* Begin *

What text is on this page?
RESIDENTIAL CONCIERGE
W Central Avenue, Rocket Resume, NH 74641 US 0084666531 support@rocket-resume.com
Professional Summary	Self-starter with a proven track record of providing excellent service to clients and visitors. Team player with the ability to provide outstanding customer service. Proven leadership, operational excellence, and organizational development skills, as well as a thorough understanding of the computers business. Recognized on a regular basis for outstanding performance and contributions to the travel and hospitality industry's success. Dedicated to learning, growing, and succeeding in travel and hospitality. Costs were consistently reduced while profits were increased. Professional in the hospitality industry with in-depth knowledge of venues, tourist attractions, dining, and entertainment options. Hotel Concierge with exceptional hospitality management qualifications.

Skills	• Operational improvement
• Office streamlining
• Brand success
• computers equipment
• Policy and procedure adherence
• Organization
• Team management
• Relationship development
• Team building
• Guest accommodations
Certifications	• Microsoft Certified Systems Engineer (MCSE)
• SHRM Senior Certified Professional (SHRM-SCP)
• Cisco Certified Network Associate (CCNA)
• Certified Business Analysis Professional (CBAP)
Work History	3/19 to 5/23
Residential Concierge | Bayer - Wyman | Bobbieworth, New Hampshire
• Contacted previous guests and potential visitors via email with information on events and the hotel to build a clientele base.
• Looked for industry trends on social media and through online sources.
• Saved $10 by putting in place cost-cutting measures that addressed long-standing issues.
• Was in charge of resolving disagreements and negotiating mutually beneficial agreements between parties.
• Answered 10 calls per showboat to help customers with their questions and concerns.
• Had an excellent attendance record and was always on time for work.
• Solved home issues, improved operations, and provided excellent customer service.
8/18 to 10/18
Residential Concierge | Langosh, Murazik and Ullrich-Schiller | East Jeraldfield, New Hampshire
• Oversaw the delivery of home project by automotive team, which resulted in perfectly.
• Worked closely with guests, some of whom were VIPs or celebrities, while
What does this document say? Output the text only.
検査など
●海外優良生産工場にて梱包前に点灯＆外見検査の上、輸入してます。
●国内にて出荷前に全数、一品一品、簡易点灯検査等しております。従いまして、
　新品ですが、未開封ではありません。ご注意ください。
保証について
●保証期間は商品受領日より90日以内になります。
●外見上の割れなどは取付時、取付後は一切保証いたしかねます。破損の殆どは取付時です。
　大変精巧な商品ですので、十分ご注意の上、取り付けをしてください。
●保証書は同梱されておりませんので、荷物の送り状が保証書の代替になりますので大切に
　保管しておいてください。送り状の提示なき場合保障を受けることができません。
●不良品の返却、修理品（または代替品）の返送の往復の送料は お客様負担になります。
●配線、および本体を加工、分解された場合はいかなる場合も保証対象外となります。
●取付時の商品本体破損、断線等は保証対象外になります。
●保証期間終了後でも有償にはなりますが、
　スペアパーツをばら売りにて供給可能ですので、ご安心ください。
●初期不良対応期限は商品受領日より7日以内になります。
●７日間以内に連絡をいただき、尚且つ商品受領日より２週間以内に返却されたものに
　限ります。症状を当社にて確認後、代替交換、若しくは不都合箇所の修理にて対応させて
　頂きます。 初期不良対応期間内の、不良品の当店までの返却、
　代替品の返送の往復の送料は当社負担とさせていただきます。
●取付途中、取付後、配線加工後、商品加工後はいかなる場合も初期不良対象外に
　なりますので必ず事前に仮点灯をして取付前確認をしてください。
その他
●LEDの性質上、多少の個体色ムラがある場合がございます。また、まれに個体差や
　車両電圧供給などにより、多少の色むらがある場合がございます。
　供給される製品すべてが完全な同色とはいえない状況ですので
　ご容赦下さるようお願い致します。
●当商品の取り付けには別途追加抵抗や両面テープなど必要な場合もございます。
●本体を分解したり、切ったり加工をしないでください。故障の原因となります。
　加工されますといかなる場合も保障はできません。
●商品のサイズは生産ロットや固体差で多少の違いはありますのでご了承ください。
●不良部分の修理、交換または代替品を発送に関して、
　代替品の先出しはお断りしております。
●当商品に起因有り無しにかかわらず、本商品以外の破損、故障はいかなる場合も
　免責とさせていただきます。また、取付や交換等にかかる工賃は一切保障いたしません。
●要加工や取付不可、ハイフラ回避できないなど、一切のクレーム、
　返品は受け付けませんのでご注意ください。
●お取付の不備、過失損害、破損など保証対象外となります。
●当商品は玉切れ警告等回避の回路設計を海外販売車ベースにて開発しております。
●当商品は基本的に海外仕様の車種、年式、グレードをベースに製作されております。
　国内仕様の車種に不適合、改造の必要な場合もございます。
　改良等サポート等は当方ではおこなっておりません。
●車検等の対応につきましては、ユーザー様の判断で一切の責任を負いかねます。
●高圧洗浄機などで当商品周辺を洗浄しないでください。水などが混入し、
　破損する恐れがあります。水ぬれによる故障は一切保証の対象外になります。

* End *

- _Directions_: Go through the records above, find every line with the word "guests", and list those lines.

- _The output_:
• Contacted previous guests and potential visitors via email with information on events and the hotel to build a clientele base.
• Worked closely with guests, some of whom were VIPs or celebrities, while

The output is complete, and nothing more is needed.